━━ Available data

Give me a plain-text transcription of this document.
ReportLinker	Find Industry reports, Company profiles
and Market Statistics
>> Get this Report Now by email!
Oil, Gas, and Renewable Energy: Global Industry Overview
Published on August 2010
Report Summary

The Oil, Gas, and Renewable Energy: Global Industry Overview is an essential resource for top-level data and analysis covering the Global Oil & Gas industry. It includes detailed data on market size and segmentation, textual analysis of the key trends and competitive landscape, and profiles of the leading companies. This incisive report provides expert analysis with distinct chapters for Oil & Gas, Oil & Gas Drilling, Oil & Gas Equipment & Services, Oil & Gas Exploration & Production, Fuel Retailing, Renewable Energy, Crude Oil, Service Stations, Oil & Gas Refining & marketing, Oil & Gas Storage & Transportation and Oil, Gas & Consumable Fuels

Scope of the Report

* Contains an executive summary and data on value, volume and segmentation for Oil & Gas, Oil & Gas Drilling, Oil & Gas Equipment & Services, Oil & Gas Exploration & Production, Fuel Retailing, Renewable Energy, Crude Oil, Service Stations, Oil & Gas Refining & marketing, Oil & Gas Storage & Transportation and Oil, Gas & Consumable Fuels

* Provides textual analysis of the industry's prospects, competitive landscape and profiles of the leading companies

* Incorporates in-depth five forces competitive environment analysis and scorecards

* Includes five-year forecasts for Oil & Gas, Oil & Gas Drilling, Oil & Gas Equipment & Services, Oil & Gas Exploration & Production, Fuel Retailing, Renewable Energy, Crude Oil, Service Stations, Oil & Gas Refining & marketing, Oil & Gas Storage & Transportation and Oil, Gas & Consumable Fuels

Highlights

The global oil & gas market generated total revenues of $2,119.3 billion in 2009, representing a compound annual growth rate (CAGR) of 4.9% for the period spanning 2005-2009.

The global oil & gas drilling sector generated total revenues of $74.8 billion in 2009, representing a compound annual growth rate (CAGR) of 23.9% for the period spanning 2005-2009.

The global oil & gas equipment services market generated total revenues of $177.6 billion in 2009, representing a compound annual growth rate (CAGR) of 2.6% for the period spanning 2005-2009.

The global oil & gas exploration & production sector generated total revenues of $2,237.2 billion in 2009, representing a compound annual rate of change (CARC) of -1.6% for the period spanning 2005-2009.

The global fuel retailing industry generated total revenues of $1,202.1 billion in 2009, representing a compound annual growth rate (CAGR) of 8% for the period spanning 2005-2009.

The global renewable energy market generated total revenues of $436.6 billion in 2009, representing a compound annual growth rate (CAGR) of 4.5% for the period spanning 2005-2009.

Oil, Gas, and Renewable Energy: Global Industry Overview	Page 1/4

━━━━

Brief:
Extract every line from the records above that contains the word "annual".

Full output:
The global oil & gas market generated total revenues of $2,119.3 billion in 2009, representing a compound annual growth rate (CAGR) of 4.9% for the period spanning 2005-2009.
The global oil & gas drilling sector generated total revenues of $74.8 billion in 2009, representing a compound annual growth rate (CAGR) of 23.9% for the period spanning 2005-2009.
The global oil & gas equipment services market generated total revenues of $177.6 billion in 2009, representing a compound annual growth rate (CAGR) of 2.6% for the period spanning 2005-2009.
The global oil & gas exploration & production sector generated total revenues of $2,237.2 billion in 2009, representing a compound annual rate of change (CARC) of -1.6% for the period spanning 2005-2009.
The global fuel retailing industry generated total revenues of $1,202.1 billion in 2009, representing a compound annual growth rate (CAGR) of 8% for the period spanning 2005-2009.
The global renewable energy market generated total revenues of $436.6 billion in 2009, representing a compound annual growth rate (CAGR) of 4.5% for the period spanning 2005-2009.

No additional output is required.